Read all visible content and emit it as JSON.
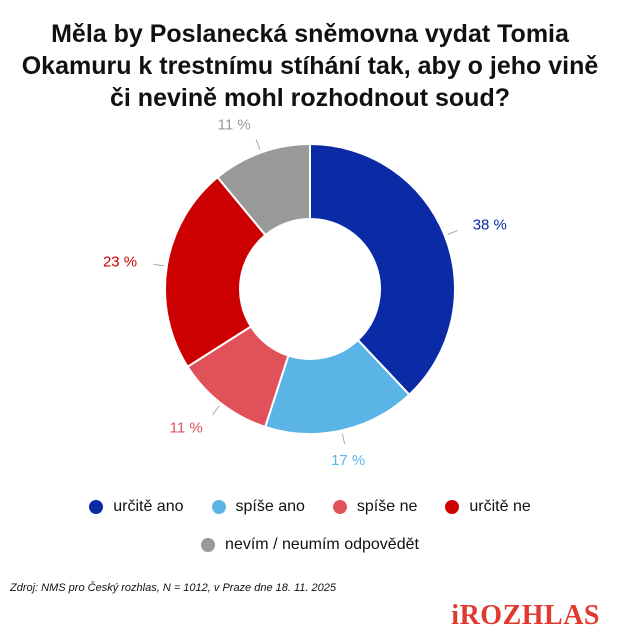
{
  "chart_data": {
    "type": "pie",
    "variant": "donut",
    "title": "Měla by Poslanecká sněmovna vydat Tomia\nOkamuru k trestnímu stíhání tak, aby o jeho vině\nči nevině mohl rozhodnout soud?",
    "slices": [
      {
        "name": "určitě ano",
        "value": 38,
        "label": "38 %",
        "color": "#0a2aa6"
      },
      {
        "name": "spíše ano",
        "value": 17,
        "label": "17 %",
        "color": "#5ab4e5"
      },
      {
        "name": "spíše ne",
        "value": 11,
        "label": "11 %",
        "color": "#e0515a"
      },
      {
        "name": "určitě ne",
        "value": 23,
        "label": "23 %",
        "color": "#cc0000"
      },
      {
        "name": "nevím / neumím odpovědět",
        "value": 11,
        "label": "11 %",
        "color": "#999999"
      }
    ],
    "legend_position": "bottom"
  },
  "source": "Zdroj: NMS pro Český rozhlas, N = 1012, v Praze dne 18. 11. 2025",
  "brand": "iROZHLAS"
}
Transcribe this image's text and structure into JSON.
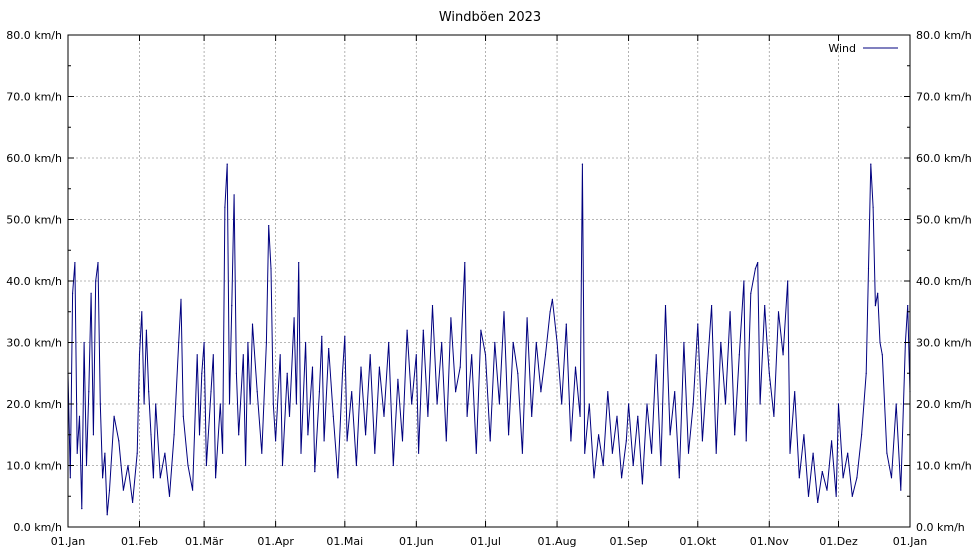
{
  "chart_data": {
    "type": "line",
    "title": "Windböen 2023",
    "ylim": [
      0,
      80
    ],
    "y_ticks": [
      0,
      10,
      20,
      30,
      40,
      50,
      60,
      70,
      80
    ],
    "y_tick_labels": [
      "0.0 km/h",
      "10.0 km/h",
      "20.0 km/h",
      "30.0 km/h",
      "40.0 km/h",
      "50.0 km/h",
      "60.0 km/h",
      "70.0 km/h",
      "80.0 km/h"
    ],
    "x_ticks": [
      "01.Jan",
      "01.Feb",
      "01.Mär",
      "01.Apr",
      "01.Mai",
      "01.Jun",
      "01.Jul",
      "01.Aug",
      "01.Sep",
      "01.Okt",
      "01.Nov",
      "01.Dez",
      "01.Jan"
    ],
    "x_tick_day_of_year": [
      0,
      31,
      59,
      90,
      120,
      151,
      181,
      212,
      243,
      273,
      304,
      334,
      365
    ],
    "grid": true,
    "legend_position": "top-right",
    "series": [
      {
        "name": "Wind",
        "color": "#00007f",
        "x_unit": "day of year",
        "points": [
          [
            0,
            25
          ],
          [
            1,
            8
          ],
          [
            2,
            38
          ],
          [
            3,
            43
          ],
          [
            4,
            12
          ],
          [
            5,
            18
          ],
          [
            6,
            3
          ],
          [
            7,
            30
          ],
          [
            8,
            10
          ],
          [
            9,
            22
          ],
          [
            10,
            38
          ],
          [
            11,
            15
          ],
          [
            12,
            40
          ],
          [
            13,
            43
          ],
          [
            14,
            20
          ],
          [
            15,
            8
          ],
          [
            16,
            12
          ],
          [
            17,
            2
          ],
          [
            18,
            6
          ],
          [
            20,
            18
          ],
          [
            22,
            14
          ],
          [
            24,
            6
          ],
          [
            26,
            10
          ],
          [
            28,
            4
          ],
          [
            30,
            12
          ],
          [
            31,
            28
          ],
          [
            32,
            35
          ],
          [
            33,
            20
          ],
          [
            34,
            32
          ],
          [
            35,
            22
          ],
          [
            36,
            15
          ],
          [
            37,
            8
          ],
          [
            38,
            20
          ],
          [
            40,
            8
          ],
          [
            42,
            12
          ],
          [
            44,
            5
          ],
          [
            46,
            15
          ],
          [
            48,
            30
          ],
          [
            49,
            37
          ],
          [
            50,
            18
          ],
          [
            52,
            10
          ],
          [
            54,
            6
          ],
          [
            56,
            28
          ],
          [
            57,
            15
          ],
          [
            58,
            25
          ],
          [
            59,
            30
          ],
          [
            60,
            10
          ],
          [
            62,
            22
          ],
          [
            63,
            28
          ],
          [
            64,
            8
          ],
          [
            66,
            20
          ],
          [
            67,
            12
          ],
          [
            68,
            52
          ],
          [
            69,
            59
          ],
          [
            70,
            20
          ],
          [
            71,
            36
          ],
          [
            72,
            54
          ],
          [
            73,
            25
          ],
          [
            74,
            15
          ],
          [
            76,
            28
          ],
          [
            77,
            10
          ],
          [
            78,
            30
          ],
          [
            79,
            20
          ],
          [
            80,
            33
          ],
          [
            82,
            22
          ],
          [
            84,
            12
          ],
          [
            86,
            30
          ],
          [
            87,
            49
          ],
          [
            88,
            42
          ],
          [
            89,
            20
          ],
          [
            90,
            14
          ],
          [
            92,
            28
          ],
          [
            93,
            10
          ],
          [
            95,
            25
          ],
          [
            96,
            18
          ],
          [
            98,
            34
          ],
          [
            99,
            20
          ],
          [
            100,
            43
          ],
          [
            101,
            12
          ],
          [
            103,
            30
          ],
          [
            104,
            15
          ],
          [
            106,
            26
          ],
          [
            107,
            9
          ],
          [
            109,
            22
          ],
          [
            110,
            31
          ],
          [
            111,
            14
          ],
          [
            113,
            29
          ],
          [
            115,
            18
          ],
          [
            117,
            8
          ],
          [
            119,
            25
          ],
          [
            120,
            31
          ],
          [
            121,
            14
          ],
          [
            123,
            22
          ],
          [
            125,
            10
          ],
          [
            127,
            26
          ],
          [
            129,
            15
          ],
          [
            131,
            28
          ],
          [
            133,
            12
          ],
          [
            135,
            26
          ],
          [
            137,
            18
          ],
          [
            139,
            30
          ],
          [
            141,
            10
          ],
          [
            143,
            24
          ],
          [
            145,
            14
          ],
          [
            147,
            32
          ],
          [
            149,
            20
          ],
          [
            151,
            28
          ],
          [
            152,
            12
          ],
          [
            154,
            32
          ],
          [
            156,
            18
          ],
          [
            158,
            36
          ],
          [
            160,
            20
          ],
          [
            162,
            30
          ],
          [
            164,
            14
          ],
          [
            166,
            34
          ],
          [
            168,
            22
          ],
          [
            170,
            26
          ],
          [
            172,
            43
          ],
          [
            173,
            18
          ],
          [
            175,
            28
          ],
          [
            177,
            12
          ],
          [
            179,
            32
          ],
          [
            181,
            28
          ],
          [
            183,
            14
          ],
          [
            185,
            30
          ],
          [
            187,
            20
          ],
          [
            189,
            35
          ],
          [
            191,
            15
          ],
          [
            193,
            30
          ],
          [
            195,
            25
          ],
          [
            197,
            12
          ],
          [
            199,
            34
          ],
          [
            201,
            18
          ],
          [
            203,
            30
          ],
          [
            205,
            22
          ],
          [
            207,
            28
          ],
          [
            209,
            35
          ],
          [
            210,
            37
          ],
          [
            212,
            30
          ],
          [
            214,
            20
          ],
          [
            216,
            33
          ],
          [
            218,
            14
          ],
          [
            220,
            26
          ],
          [
            222,
            18
          ],
          [
            223,
            59
          ],
          [
            224,
            12
          ],
          [
            226,
            20
          ],
          [
            228,
            8
          ],
          [
            230,
            15
          ],
          [
            232,
            10
          ],
          [
            234,
            22
          ],
          [
            236,
            12
          ],
          [
            238,
            18
          ],
          [
            240,
            8
          ],
          [
            242,
            14
          ],
          [
            243,
            20
          ],
          [
            245,
            10
          ],
          [
            247,
            18
          ],
          [
            249,
            7
          ],
          [
            251,
            20
          ],
          [
            253,
            12
          ],
          [
            255,
            28
          ],
          [
            257,
            10
          ],
          [
            259,
            36
          ],
          [
            261,
            15
          ],
          [
            263,
            22
          ],
          [
            265,
            8
          ],
          [
            267,
            30
          ],
          [
            269,
            12
          ],
          [
            271,
            20
          ],
          [
            273,
            33
          ],
          [
            275,
            14
          ],
          [
            277,
            25
          ],
          [
            279,
            36
          ],
          [
            281,
            12
          ],
          [
            283,
            30
          ],
          [
            285,
            20
          ],
          [
            287,
            35
          ],
          [
            289,
            15
          ],
          [
            291,
            28
          ],
          [
            293,
            40
          ],
          [
            294,
            14
          ],
          [
            296,
            38
          ],
          [
            298,
            42
          ],
          [
            299,
            43
          ],
          [
            300,
            20
          ],
          [
            302,
            36
          ],
          [
            303,
            30
          ],
          [
            304,
            25
          ],
          [
            306,
            18
          ],
          [
            308,
            35
          ],
          [
            310,
            28
          ],
          [
            312,
            40
          ],
          [
            313,
            12
          ],
          [
            315,
            22
          ],
          [
            317,
            8
          ],
          [
            319,
            15
          ],
          [
            321,
            5
          ],
          [
            323,
            12
          ],
          [
            325,
            4
          ],
          [
            327,
            9
          ],
          [
            329,
            6
          ],
          [
            331,
            14
          ],
          [
            333,
            5
          ],
          [
            334,
            20
          ],
          [
            336,
            8
          ],
          [
            338,
            12
          ],
          [
            340,
            5
          ],
          [
            342,
            8
          ],
          [
            344,
            15
          ],
          [
            346,
            25
          ],
          [
            347,
            42
          ],
          [
            348,
            59
          ],
          [
            349,
            52
          ],
          [
            350,
            36
          ],
          [
            351,
            38
          ],
          [
            352,
            30
          ],
          [
            353,
            28
          ],
          [
            355,
            12
          ],
          [
            357,
            8
          ],
          [
            359,
            20
          ],
          [
            361,
            6
          ],
          [
            363,
            30
          ],
          [
            364,
            36
          ],
          [
            365,
            22
          ]
        ]
      }
    ]
  }
}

______________________________

## EXERCISE DESCRIPTION
Gather up the lines that contain the word "title".

## ANSWER FOR THIS EXERCISE
    "title": "Měla by Poslanecká sněmovna vydat Tomia\nOkamuru k trestnímu stíhání tak, aby o jeho vině\nči nevině mohl rozhodnout soud?",
    "title": "Windböen 2023",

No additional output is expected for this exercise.